> _Directions_
Return the records exactly as they are.

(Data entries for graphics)
╭──
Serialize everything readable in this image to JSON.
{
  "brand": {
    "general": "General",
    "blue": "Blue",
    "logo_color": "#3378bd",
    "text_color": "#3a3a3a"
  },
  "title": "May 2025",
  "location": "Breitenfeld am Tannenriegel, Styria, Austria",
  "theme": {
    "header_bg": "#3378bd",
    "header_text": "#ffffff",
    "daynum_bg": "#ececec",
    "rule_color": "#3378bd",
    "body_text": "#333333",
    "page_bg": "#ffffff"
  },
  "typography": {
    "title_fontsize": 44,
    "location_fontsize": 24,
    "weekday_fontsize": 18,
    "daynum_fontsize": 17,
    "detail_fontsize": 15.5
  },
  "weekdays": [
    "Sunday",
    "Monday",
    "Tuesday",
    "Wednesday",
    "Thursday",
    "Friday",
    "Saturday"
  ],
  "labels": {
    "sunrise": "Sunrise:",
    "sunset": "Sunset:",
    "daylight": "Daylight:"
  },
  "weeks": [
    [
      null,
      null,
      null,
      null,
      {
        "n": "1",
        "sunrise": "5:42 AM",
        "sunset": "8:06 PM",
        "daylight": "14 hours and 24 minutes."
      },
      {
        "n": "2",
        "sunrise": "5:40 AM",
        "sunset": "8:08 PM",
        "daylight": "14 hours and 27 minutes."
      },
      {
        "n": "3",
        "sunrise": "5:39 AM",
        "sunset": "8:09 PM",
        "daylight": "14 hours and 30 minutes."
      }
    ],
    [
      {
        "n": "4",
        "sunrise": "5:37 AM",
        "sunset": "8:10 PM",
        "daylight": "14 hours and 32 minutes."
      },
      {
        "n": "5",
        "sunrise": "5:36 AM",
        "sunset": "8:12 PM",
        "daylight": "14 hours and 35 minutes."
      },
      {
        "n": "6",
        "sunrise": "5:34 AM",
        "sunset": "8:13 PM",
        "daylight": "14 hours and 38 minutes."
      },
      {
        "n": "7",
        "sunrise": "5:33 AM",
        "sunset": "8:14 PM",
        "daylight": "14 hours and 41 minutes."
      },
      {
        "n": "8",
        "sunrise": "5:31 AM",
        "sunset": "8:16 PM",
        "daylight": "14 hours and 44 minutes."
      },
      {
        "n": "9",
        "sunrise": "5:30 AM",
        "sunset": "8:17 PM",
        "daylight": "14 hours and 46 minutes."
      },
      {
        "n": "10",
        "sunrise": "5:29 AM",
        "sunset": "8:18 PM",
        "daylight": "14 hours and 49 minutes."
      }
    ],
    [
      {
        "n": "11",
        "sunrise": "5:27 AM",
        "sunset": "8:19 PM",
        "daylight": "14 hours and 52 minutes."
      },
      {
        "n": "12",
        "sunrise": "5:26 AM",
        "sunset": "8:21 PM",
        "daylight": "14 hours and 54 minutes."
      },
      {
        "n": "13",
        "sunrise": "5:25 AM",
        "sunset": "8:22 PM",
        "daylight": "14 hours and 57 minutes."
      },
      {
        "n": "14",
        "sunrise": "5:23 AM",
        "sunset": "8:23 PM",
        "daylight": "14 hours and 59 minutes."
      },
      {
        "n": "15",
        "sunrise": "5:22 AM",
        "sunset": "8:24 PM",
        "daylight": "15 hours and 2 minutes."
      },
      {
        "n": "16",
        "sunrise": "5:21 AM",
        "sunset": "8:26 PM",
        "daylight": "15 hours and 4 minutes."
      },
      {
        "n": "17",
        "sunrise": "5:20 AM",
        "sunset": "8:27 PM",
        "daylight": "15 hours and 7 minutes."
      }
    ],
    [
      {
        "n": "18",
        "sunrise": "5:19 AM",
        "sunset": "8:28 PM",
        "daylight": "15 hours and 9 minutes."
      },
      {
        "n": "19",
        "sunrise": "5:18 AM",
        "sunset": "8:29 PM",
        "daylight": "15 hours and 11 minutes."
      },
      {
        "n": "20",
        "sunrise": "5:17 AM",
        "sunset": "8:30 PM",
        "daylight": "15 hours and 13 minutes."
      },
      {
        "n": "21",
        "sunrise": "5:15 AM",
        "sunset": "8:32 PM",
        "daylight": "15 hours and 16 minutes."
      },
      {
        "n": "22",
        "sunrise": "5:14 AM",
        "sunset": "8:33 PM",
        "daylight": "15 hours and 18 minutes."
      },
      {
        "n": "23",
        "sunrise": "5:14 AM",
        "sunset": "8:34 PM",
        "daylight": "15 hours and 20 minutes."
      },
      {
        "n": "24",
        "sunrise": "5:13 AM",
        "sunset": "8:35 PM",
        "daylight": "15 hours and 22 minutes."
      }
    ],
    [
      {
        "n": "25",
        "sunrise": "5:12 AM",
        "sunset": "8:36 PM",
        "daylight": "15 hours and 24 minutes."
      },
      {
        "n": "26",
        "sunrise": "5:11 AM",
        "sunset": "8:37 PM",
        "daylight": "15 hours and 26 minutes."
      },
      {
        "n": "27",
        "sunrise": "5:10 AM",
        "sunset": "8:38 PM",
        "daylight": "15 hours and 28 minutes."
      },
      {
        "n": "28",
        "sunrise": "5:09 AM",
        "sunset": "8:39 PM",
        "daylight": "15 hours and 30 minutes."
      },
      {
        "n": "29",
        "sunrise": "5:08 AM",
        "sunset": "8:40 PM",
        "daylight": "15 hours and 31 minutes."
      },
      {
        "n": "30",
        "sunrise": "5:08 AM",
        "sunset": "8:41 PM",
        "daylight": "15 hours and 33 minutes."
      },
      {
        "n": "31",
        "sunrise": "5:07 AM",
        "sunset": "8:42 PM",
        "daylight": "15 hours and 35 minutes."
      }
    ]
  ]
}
╰──
> _Expected answer_
Serialize everything readable in this image to JSON.
{
  "brand": {
    "general": "General",
    "blue": "Blue",
    "logo_color": "#3378bd",
    "text_color": "#3a3a3a"
  },
  "title": "May 2025",
  "location": "Breitenfeld am Tannenriegel, Styria, Austria",
  "theme": {
    "header_bg": "#3378bd",
    "header_text": "#ffffff",
    "daynum_bg": "#ececec",
    "rule_color": "#3378bd",
    "body_text": "#333333",
    "page_bg": "#ffffff"
  },
  "typography": {
    "title_fontsize": 44,
    "location_fontsize": 24,
    "weekday_fontsize": 18,
    "daynum_fontsize": 17,
    "detail_fontsize": 15.5
  },
  "weekdays": [
    "Sunday",
    "Monday",
    "Tuesday",
    "Wednesday",
    "Thursday",
    "Friday",
    "Saturday"
  ],
  "labels": {
    "sunrise": "Sunrise:",
    "sunset": "Sunset:",
    "daylight": "Daylight:"
  },
  "weeks": [
    [
      null,
      null,
      null,
      null,
      {
        "n": "1",
        "sunrise": "5:42 AM",
        "sunset": "8:06 PM",
        "daylight": "14 hours and 24 minutes."
      },
      {
        "n": "2",
        "sunrise": "5:40 AM",
        "sunset": "8:08 PM",
        "daylight": "14 hours and 27 minutes."
      },
      {
        "n": "3",
        "sunrise": "5:39 AM",
        "sunset": "8:09 PM",
        "daylight": "14 hours and 30 minutes."
      }
    ],
    [
      {
        "n": "4",
        "sunrise": "5:37 AM",
        "sunset": "8:10 PM",
        "daylight": "14 hours and 32 minutes."
      },
      {
        "n": "5",
        "sunrise": "5:36 AM",
        "sunset": "8:12 PM",
        "daylight": "14 hours and 35 minutes."
      },
      {
        "n": "6",
        "sunrise": "5:34 AM",
        "sunset": "8:13 PM",
        "daylight": "14 hours and 38 minutes."
      },
      {
        "n": "7",
        "sunrise": "5:33 AM",
        "sunset": "8:14 PM",
        "daylight": "14 hours and 41 minutes."
      },
      {
        "n": "8",
        "sunrise": "5:31 AM",
        "sunset": "8:16 PM",
        "daylight": "14 hours and 44 minutes."
      },
      {
        "n": "9",
        "sunrise": "5:30 AM",
        "sunset": "8:17 PM",
        "daylight": "14 hours and 46 minutes."
      },
      {
        "n": "10",
        "sunrise": "5:29 AM",
        "sunset": "8:18 PM",
        "daylight": "14 hours and 49 minutes."
      }
    ],
    [
      {
        "n": "11",
        "sunrise": "5:27 AM",
        "sunset": "8:19 PM",
        "daylight": "14 hours and 52 minutes."
      },
      {
        "n": "12",
        "sunrise": "5:26 AM",
        "sunset": "8:21 PM",
        "daylight": "14 hours and 54 minutes."
      },
      {
        "n": "13",
        "sunrise": "5:25 AM",
        "sunset": "8:22 PM",
        "daylight": "14 hours and 57 minutes."
      },
      {
        "n": "14",
        "sunrise": "5:23 AM",
        "sunset": "8:23 PM",
        "daylight": "14 hours and 59 minutes."
      },
      {
        "n": "15",
        "sunrise": "5:22 AM",
        "sunset": "8:24 PM",
        "daylight": "15 hours and 2 minutes."
      },
      {
        "n": "16",
        "sunrise": "5:21 AM",
        "sunset": "8:26 PM",
        "daylight": "15 hours and 4 minutes."
      },
      {
        "n": "17",
        "sunrise": "5:20 AM",
        "sunset": "8:27 PM",
        "daylight": "15 hours and 7 minutes."
      }
    ],
    [
      {
        "n": "18",
        "sunrise": "5:19 AM",
        "sunset": "8:28 PM",
        "daylight": "15 hours and 9 minutes."
      },
      {
        "n": "19",
        "sunrise": "5:18 AM",
        "sunset": "8:29 PM",
        "daylight": "15 hours and 11 minutes."
      },
      {
        "n": "20",
        "sunrise": "5:17 AM",
        "sunset": "8:30 PM",
        "daylight": "15 hours and 13 minutes."
      },
      {
        "n": "21",
        "sunrise": "5:15 AM",
        "sunset": "8:32 PM",
        "daylight": "15 hours and 16 minutes."
      },
      {
        "n": "22",
        "sunrise": "5:14 AM",
        "sunset": "8:33 PM",
        "daylight": "15 hours and 18 minutes."
      },
      {
        "n": "23",
        "sunrise": "5:14 AM",
        "sunset": "8:34 PM",
        "daylight": "15 hours and 20 minutes."
      },
      {
        "n": "24",
        "sunrise": "5:13 AM",
        "sunset": "8:35 PM",
        "daylight": "15 hours and 22 minutes."
      }
    ],
    [
      {
        "n": "25",
        "sunrise": "5:12 AM",
        "sunset": "8:36 PM",
        "daylight": "15 hours and 24 minutes."
      },
      {
        "n": "26",
        "sunrise": "5:11 AM",
        "sunset": "8:37 PM",
        "daylight": "15 hours and 26 minutes."
      },
      {
        "n": "27",
        "sunrise": "5:10 AM",
        "sunset": "8:38 PM",
        "daylight": "15 hours and 28 minutes."
      },
      {
        "n": "28",
        "sunrise": "5:09 AM",
        "sunset": "8:39 PM",
        "daylight": "15 hours and 30 minutes."
      },
      {
        "n": "29",
        "sunrise": "5:08 AM",
        "sunset": "8:40 PM",
        "daylight": "15 hours and 31 minutes."
      },
      {
        "n": "30",
        "sunrise": "5:08 AM",
        "sunset": "8:41 PM",
        "daylight": "15 hours and 33 minutes."
      },
      {
        "n": "31",
        "sunrise": "5:07 AM",
        "sunset": "8:42 PM",
        "daylight": "15 hours and 35 minutes."
      }
    ]
  ]
}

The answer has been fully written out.